TASK INSTRUCTIONS » Search the records for the word "JSON" and pick out every line that has it.

PROVIDED INFORMATION »
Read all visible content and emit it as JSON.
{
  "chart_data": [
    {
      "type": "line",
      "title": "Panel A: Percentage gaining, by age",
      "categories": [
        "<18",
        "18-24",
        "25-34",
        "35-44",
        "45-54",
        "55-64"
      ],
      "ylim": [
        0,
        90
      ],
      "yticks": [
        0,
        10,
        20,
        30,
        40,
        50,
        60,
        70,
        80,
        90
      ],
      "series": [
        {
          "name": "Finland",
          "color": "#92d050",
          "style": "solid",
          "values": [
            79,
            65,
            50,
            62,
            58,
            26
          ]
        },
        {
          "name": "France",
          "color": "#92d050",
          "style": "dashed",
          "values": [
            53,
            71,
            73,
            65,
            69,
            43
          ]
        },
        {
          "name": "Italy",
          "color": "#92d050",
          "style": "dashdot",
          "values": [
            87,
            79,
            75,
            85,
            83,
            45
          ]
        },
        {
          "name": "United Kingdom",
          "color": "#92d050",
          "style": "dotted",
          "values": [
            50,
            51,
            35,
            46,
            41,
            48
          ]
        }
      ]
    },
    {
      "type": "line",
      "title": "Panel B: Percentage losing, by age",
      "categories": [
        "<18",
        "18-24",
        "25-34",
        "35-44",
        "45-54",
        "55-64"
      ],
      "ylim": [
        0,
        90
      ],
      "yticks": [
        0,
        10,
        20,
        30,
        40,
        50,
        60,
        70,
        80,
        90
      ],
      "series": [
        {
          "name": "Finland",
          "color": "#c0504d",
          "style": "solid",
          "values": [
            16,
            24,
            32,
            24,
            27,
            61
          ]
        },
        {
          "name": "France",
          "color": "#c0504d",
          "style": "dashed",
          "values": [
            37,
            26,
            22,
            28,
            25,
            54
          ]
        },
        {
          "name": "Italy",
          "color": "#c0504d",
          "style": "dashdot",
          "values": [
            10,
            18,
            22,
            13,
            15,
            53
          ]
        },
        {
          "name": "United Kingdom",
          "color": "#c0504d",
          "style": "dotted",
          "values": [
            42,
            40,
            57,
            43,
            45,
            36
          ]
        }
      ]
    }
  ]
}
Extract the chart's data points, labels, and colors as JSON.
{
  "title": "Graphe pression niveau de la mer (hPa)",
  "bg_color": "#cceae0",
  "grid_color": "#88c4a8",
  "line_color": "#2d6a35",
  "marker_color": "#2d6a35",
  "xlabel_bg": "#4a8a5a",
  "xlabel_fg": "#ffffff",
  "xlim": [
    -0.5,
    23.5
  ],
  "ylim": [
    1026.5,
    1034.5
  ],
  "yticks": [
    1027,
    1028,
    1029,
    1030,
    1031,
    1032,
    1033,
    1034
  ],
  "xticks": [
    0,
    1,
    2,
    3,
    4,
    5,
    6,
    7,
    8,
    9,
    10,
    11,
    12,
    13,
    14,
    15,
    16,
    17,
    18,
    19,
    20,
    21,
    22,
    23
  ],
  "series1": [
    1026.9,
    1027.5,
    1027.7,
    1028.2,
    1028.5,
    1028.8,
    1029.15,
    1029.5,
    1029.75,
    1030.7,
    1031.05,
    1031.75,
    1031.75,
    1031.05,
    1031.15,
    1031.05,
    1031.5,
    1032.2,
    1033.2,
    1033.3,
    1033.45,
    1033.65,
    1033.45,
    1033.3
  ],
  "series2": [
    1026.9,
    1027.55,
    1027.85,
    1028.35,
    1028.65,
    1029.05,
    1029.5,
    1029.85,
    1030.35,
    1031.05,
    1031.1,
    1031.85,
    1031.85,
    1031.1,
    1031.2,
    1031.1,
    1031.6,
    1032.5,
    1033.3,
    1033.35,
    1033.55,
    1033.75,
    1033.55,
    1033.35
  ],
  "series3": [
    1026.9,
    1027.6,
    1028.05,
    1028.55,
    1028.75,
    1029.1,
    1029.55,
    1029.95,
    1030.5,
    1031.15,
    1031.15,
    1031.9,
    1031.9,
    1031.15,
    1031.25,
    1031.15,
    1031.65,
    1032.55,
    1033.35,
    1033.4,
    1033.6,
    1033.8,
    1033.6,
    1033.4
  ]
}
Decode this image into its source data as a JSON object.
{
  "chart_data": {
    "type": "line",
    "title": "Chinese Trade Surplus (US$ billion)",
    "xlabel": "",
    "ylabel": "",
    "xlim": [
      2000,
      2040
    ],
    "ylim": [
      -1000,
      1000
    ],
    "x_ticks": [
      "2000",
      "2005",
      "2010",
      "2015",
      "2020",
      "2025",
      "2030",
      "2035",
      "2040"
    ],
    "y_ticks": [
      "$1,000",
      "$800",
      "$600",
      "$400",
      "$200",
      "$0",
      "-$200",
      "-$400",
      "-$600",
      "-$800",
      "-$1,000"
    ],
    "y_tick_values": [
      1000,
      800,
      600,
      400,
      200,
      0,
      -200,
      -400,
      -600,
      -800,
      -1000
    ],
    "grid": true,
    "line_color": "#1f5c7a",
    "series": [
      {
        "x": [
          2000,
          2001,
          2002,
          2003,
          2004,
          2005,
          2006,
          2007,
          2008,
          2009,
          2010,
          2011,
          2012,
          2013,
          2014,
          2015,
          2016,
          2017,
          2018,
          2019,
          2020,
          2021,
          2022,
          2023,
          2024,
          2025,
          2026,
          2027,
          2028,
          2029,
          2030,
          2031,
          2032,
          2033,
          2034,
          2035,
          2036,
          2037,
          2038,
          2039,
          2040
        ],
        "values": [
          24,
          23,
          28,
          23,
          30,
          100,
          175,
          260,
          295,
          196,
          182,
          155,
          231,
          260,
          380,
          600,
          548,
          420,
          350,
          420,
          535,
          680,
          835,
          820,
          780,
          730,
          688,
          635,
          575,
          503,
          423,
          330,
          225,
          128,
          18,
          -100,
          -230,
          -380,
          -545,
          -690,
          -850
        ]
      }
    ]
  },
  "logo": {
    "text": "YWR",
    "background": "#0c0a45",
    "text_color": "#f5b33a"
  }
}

SOLUTION FOR THIS EXERCISE »
Read all visible content and emit it as JSON.
Extract the chart's data points, labels, and colors as JSON.
Decode this image into its source data as a JSON object.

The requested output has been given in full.